ЗАДАЧА 1
Преобразуйте записи от самой первой строки до строки с «x-tick-label: 5/1 (220, 1048, 259, 1077)» включительно в таблицу Markdown с колонками «Номер» и «Строка», пропустив пустые строки.

ФРАГМЕНТ ДЛЯ ЧТЕНИЯ
Все революционеры проповедуют абсолютное подчинение закону, изданному
диктаторской властью. Все революционеры мечтают о комитете ««Общественного
Спасения», целью которого является устранение всякого, кто осмелится
думать не так, как думают лица, стоящие во главе власти. Революционер,
осмелившийся думать и действовать вопреки революционной власти,
должен погибнуть» (1999, с.692). Итак, революция в своём целокупном
виде есть духовная деспотия: революция рождается из насилия
и порождает насилие
. Эта сентенция, бытующая в среде русской
духовной философии в качестве умозрительной априорной истины,
получает из рук князя Кропоткина весомое подтверждение в форме
исторического доказательства.

Главнейшим итогом исторического исследования князя П.А.Кропоткина
стало, таким образом, не столько обозрение поступательного хода
французской революции во времени, сколько познание сути революции
как общественного феномена и, главное, громогласное извещение
об открытии того, что насилие
не является определяющей функцией в историческом процессе. Таким
способом князь решительно встал в оппозицию ко всем течениям академической
историографии, – тем, которые преподносят дворцовые перевороты,
войны и династические конфликты как исторические генераторы; марксистам,
которые ставят насилие как метод исторического
прогресса по рецепту д-ра К.Маркса: «Насилие является повивальной
бабкой всякого старого общества, когда оно беременно новым. Само
насилие есть экономическая потенция» (1983, т.1,с.761); и особенно
в отношении ленинской системы, равно социального института, которые
превратили насилие из метода в теорию, возведшую
диктатуру пролетариата в божество, в политическую самоцель, в
гражданского демиурга (В.И.Ульянов-Ленин: «диктатура пролетариата
есть упорная борьба, кровавая и бескровная, насильственная и мирная,
военная и хозяйственная, педагогическая и администраторская, против
сил и традиций старого общества»).

ЗАДАЧА 2
Напишите продолжение текста о Кропоткине, революции и насилии, начиная сразу после его последнего предложения.

Записи о расположении элементов:
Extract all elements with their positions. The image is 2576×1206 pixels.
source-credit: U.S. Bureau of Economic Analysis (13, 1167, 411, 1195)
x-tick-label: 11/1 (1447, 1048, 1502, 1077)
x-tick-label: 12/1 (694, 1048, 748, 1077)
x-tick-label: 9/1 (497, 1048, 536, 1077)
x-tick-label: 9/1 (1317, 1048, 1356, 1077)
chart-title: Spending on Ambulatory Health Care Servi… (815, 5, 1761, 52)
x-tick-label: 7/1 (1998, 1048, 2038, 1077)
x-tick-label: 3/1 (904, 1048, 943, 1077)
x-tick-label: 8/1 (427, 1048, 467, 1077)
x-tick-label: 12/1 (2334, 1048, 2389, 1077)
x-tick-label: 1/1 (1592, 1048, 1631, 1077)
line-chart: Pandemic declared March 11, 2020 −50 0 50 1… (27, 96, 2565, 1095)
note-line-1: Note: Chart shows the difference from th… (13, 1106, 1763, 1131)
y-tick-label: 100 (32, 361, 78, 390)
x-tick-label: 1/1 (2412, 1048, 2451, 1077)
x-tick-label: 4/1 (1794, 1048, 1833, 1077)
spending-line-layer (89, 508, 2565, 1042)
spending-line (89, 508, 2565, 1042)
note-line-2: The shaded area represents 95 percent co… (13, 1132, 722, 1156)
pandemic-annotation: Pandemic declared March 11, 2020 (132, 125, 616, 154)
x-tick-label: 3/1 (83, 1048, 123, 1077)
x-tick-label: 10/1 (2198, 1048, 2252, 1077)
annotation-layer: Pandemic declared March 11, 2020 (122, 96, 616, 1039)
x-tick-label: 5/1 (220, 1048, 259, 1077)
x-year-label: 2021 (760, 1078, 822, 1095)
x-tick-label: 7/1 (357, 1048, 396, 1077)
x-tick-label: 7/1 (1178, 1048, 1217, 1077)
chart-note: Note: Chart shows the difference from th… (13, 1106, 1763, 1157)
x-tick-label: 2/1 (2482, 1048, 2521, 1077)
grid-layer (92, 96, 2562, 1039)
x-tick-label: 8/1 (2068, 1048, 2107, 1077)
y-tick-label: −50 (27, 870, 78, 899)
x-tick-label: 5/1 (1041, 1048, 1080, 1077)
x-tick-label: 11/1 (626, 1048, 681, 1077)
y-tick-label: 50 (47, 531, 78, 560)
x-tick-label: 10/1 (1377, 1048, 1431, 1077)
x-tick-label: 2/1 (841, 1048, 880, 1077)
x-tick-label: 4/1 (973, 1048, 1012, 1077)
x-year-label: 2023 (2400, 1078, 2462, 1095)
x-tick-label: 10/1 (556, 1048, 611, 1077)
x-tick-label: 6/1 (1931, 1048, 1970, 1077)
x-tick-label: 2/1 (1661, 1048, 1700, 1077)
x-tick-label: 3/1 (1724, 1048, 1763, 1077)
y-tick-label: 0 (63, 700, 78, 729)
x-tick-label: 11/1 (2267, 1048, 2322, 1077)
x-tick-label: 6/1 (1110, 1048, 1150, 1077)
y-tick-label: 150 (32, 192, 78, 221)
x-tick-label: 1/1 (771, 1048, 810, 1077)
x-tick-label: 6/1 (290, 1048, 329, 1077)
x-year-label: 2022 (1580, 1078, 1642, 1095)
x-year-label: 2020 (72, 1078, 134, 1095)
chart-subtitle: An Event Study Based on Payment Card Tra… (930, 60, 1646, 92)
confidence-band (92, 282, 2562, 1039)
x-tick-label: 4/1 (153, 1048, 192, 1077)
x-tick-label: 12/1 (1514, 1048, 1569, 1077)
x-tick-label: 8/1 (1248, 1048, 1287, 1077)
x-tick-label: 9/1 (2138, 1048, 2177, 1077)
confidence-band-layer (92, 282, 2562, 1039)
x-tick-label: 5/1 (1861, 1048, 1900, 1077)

ОТВЕТ 1
| Номер | Строка |
|---|---|
| 1 | Extract all elements with their positions. The image is 2576×1206 pixels. |
| 2 | source-credit: U.S. Bureau of Economic Analysis (13, 1167, 411, 1195) |
| 3 | x-tick-label: 11/1 (1447, 1048, 1502, 1077) |
| 4 | x-tick-label: 12/1 (694, 1048, 748, 1077) |
| 5 | x-tick-label: 9/1 (497, 1048, 536, 1077) |
| 6 | x-tick-label: 9/1 (1317, 1048, 1356, 1077) |
| 7 | chart-title: Spending on Ambulatory Health Care Servi… (815, 5, 1761, 52) |
| 8 | x-tick-label: 7/1 (1998, 1048, 2038, 1077) |
| 9 | x-tick-label: 3/1 (904, 1048, 943, 1077) |
| 10 | x-tick-label: 8/1 (427, 1048, 467, 1077) |
| 11 | x-tick-label: 12/1 (2334, 1048, 2389, 1077) |
| 12 | x-tick-label: 1/1 (1592, 1048, 1631, 1077) |
| 13 | line-chart: Pandemic declared March 11, 2020 −50 0 50 1… (27, 96, 2565, 1095) |
| 14 | note-line-1: Note: Chart shows the difference from th… (13, 1106, 1763, 1131) |
| 15 | y-tick-label: 100 (32, 361, 78, 390) |
| 16 | x-tick-label: 1/1 (2412, 1048, 2451, 1077) |
| 17 | x-tick-label: 4/1 (1794, 1048, 1833, 1077) |
| 18 | spending-line-layer (89, 508, 2565, 1042) |
| 19 | spending-line (89, 508, 2565, 1042) |
| 20 | note-line-2: The shaded area represents 95 percent co… (13, 1132, 722, 1156) |
| 21 | pandemic-annotation: Pandemic declared March 11, 2020 (132, 125, 616, 154) |
| 22 | x-tick-label: 3/1 (83, 1048, 123, 1077) |
| 23 | x-tick-label: 10/1 (2198, 1048, 2252, 1077) |
| 24 | annotation-layer: Pandemic declared March 11, 2020 (122, 96, 616, 1039) |
| 25 | x-tick-label: 5/1 (220, 1048, 259, 1077) |

ОТВЕТ 2
Будучи подлинным творцом, Кропоткин не может ограничиться пассивной
отрицательной критикой революции как таковой и, как и во всех
других отраслях науки, в данном историческом пассаже князь кладёт
отрицательные знания в основу утвердительного гнозиса. «Печально
было бы будущее революции, если бы она не имела других средств,
чтобы обеспечить своё торжество, кроме террора. – умозаключает
Кропоткин. – К счастью, в руках революции имеются другие, более
могущественные средства». Из этих средств русский князь называет
широкоизвестную панацею – эволюцию и указывает,
«...что революции являются лишь существенной частью эволюции:
никакая эволюция в природе не происходит без катастроф, без потрясений.
За периодами медленного изменения следуют неизбежно периоды внезапных
ускоренных перемен. Революции также необходимы в процессе эволюции,
как и медленные изменения, которые её подготовляют» (1999, с.с.697,687).
При этом Кропоткин допускает методологическую небрежность,
явную при столь глубокомысленном изучении и препятствующую правильному
восприятию его радикальных исторических экзерциций: мыслитель
называет одним термином «революция» два функционально разные типа
– революцию как сугубо разрушительную стихию и революцию как эволюционный
момент сотворения, как разрушение во имя созидания;
сам Кропоткин говорил: «Есть борьба, есть столкновения, которые
убивают, и есть такие, которые двигают человечество вперёд» (1999,
с.643)

Будь эти последние обособлены хотя бы терминологически, сразу
бросилась бы в глаза близость с пульсациями Н.Е.Мартьянова и тождество
с динамическими состояниями («эволюция эволюции») В.И.Вернадского,
то есть, воочию явились бы связующие нити с русской наукой в её
неклассической модификации. Эта связь характеризовала бы прежде
всего образ мышления и мировоззрение князя, нашедших выражение
в его исторических постижениях, к тому же проще осуществился бы
переход к понятию «анархия», для обоснования чего задумывалась
историческая процедура Кропоткина. Без такой же типологии силлогистика
Кропоткина движется по наезженной колее: эволюционный путь развития
– революционный путь развития, не взирая на целый ряд откровений
Кропоткина, выплёскивающихся из этой колеи.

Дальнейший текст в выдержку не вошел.